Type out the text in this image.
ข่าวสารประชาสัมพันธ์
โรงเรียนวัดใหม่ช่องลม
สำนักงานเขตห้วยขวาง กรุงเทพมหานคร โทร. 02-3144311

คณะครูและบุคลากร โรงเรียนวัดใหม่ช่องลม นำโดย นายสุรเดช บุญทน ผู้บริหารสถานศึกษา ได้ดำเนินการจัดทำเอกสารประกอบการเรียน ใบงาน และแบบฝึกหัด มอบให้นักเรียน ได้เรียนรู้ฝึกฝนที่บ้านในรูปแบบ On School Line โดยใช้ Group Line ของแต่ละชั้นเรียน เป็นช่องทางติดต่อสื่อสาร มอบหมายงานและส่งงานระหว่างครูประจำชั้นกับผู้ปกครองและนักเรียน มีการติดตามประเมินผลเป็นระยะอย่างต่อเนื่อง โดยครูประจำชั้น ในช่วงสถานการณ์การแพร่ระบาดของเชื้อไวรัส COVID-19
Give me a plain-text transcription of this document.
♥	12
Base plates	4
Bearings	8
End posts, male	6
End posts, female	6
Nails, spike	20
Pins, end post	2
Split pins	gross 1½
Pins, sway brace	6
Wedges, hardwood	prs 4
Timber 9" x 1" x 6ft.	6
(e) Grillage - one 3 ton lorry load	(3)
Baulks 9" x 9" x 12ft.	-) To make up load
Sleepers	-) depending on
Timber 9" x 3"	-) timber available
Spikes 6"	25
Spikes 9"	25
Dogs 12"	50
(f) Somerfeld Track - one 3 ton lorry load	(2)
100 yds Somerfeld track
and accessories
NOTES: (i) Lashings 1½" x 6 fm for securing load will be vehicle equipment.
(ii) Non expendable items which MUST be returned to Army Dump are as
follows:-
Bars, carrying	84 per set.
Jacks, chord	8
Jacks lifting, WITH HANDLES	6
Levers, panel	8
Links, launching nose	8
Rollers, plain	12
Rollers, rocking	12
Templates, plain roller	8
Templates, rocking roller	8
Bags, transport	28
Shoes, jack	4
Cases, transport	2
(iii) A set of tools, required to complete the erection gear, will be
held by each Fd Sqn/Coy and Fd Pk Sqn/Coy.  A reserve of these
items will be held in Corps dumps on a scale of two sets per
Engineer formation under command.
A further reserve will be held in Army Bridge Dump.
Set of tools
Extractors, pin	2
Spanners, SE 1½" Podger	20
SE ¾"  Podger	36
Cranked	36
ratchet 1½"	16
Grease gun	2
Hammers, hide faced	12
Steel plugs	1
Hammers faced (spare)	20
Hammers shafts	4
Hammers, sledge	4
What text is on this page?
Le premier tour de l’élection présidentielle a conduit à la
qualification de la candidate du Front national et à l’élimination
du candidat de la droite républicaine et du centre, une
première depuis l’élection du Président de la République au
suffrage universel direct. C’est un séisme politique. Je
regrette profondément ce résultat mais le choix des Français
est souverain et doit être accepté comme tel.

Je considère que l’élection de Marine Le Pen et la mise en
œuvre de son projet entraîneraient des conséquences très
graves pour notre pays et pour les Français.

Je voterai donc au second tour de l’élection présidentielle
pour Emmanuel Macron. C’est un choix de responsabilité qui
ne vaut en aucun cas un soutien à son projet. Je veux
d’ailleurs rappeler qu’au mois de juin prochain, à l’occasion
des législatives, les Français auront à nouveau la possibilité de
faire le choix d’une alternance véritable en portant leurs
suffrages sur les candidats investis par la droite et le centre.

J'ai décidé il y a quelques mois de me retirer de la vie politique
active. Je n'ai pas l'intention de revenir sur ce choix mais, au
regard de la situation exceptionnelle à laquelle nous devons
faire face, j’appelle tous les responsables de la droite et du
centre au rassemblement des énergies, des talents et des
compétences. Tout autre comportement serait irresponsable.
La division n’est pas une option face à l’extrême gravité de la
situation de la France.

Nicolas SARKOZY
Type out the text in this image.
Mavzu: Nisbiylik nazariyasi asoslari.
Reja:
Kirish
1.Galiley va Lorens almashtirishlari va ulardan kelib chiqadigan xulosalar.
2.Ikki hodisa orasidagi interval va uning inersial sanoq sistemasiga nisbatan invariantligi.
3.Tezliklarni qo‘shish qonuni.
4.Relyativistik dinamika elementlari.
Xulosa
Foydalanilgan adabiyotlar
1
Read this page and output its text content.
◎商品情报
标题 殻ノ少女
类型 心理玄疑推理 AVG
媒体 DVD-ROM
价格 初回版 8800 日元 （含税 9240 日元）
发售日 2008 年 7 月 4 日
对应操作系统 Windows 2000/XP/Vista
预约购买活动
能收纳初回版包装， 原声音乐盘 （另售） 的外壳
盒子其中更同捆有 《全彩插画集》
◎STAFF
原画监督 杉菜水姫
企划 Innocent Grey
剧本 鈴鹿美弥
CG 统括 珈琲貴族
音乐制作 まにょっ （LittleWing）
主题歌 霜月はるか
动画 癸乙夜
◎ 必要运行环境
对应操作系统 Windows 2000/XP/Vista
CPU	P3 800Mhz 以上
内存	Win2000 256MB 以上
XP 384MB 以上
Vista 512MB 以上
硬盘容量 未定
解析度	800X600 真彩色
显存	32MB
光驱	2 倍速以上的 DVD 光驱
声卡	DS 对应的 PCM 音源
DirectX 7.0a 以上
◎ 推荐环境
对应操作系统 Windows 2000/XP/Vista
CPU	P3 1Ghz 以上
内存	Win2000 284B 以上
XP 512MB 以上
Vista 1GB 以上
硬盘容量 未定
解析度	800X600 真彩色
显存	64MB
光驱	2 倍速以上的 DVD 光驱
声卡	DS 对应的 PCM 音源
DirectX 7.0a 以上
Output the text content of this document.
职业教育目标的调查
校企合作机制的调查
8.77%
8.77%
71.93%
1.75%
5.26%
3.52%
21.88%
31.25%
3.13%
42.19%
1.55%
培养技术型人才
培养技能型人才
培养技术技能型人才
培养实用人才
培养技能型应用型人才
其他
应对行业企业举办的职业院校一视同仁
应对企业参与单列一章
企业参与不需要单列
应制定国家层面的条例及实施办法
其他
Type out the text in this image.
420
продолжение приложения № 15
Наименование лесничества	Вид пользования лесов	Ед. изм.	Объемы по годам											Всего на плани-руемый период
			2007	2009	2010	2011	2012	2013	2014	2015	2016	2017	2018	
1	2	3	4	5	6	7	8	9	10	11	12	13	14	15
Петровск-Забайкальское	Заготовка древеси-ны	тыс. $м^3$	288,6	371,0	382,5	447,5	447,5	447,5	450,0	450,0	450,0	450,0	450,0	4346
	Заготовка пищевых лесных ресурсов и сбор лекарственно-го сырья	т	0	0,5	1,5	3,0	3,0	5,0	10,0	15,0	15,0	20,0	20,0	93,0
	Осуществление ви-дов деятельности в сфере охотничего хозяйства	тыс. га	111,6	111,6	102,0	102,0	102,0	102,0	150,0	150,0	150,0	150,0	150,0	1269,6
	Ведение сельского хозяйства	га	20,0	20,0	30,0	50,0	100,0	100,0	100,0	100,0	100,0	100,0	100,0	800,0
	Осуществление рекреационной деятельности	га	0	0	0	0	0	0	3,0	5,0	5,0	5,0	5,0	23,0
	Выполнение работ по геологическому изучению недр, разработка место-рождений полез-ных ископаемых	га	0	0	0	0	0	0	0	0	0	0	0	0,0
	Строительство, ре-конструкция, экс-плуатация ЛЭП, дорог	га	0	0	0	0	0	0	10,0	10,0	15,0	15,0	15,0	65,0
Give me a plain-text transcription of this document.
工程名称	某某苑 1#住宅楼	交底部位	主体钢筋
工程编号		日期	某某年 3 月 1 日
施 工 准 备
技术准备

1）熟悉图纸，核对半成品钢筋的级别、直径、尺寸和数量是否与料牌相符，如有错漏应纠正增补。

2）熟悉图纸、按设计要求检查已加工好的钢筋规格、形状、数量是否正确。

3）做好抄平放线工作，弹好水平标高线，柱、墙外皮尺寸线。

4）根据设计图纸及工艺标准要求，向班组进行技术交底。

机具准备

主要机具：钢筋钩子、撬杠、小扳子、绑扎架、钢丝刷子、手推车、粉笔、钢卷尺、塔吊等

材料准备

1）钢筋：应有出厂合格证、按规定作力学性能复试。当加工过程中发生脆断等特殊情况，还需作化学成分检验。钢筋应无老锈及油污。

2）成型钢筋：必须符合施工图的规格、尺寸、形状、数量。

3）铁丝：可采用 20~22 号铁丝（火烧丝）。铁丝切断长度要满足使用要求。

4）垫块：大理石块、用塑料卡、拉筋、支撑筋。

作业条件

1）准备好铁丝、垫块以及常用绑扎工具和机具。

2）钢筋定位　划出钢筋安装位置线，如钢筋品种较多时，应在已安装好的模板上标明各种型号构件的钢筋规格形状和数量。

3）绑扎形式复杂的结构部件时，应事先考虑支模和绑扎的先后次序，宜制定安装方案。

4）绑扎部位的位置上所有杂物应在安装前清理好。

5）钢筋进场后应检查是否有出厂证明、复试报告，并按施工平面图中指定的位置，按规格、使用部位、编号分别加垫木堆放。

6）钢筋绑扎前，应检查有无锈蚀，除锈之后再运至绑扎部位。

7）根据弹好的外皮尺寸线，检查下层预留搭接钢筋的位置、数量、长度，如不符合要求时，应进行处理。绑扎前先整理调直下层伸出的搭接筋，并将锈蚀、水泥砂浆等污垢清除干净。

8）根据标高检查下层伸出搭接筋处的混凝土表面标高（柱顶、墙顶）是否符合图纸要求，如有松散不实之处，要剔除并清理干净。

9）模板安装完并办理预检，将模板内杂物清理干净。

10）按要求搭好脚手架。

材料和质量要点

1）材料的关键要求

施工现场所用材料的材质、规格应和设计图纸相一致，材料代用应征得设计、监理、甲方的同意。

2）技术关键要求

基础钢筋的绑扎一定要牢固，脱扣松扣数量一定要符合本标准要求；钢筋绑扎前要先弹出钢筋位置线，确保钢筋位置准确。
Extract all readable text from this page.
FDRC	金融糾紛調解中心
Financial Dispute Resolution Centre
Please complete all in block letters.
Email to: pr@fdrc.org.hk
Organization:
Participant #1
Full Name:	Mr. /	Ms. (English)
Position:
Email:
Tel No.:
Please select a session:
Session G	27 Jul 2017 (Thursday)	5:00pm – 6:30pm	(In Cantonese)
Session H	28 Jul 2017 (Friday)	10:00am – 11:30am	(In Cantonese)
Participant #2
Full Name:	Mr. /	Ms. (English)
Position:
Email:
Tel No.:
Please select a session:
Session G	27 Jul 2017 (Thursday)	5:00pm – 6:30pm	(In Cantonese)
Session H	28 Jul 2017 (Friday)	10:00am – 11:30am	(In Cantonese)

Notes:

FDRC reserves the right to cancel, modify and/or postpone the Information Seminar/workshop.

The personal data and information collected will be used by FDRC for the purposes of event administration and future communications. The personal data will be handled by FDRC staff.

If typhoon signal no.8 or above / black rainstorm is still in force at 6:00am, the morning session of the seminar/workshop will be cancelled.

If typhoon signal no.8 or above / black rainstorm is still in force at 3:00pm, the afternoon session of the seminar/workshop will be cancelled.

+++

-- EXERCISE OBJECTIVE --
Return the line that contains "Extract all readable text from this page." and all lines after it, verbatim, and nothing else.

-- OUTPUT BELOW --
Extract all readable text from this page.
FDRC	金融糾紛調解中心
Financial Dispute Resolution Centre
Please complete all in block letters.
Email to: pr@fdrc.org.hk
Organization:
Participant #1
Full Name:	Mr. /	Ms. (English)
Position:
Email:
Tel No.:
Please select a session:
Session G	27 Jul 2017 (Thursday)	5:00pm – 6:30pm	(In Cantonese)
Session H	28 Jul 2017 (Friday)	10:00am – 11:30am	(In Cantonese)
Participant #2
Full Name:	Mr. /	Ms. (English)
Position:
Email:
Tel No.:
Please select a session:
Session G	27 Jul 2017 (Thursday)	5:00pm – 6:30pm	(In Cantonese)
Session H	28 Jul 2017 (Friday)	10:00am – 11:30am	(In Cantonese)

Notes:

FDRC reserves the right to cancel, modify and/or postpone the Information Seminar/workshop.

The personal data and information collected will be used by FDRC for the purposes of event administration and future communications. The personal data will be handled by FDRC staff.

If typhoon signal no.8 or above / black rainstorm is still in force at 6:00am, the morning session of the seminar/workshop will be cancelled.

If typhoon signal no.8 or above / black rainstorm is still in force at 3:00pm, the afternoon session of the seminar/workshop will be cancelled.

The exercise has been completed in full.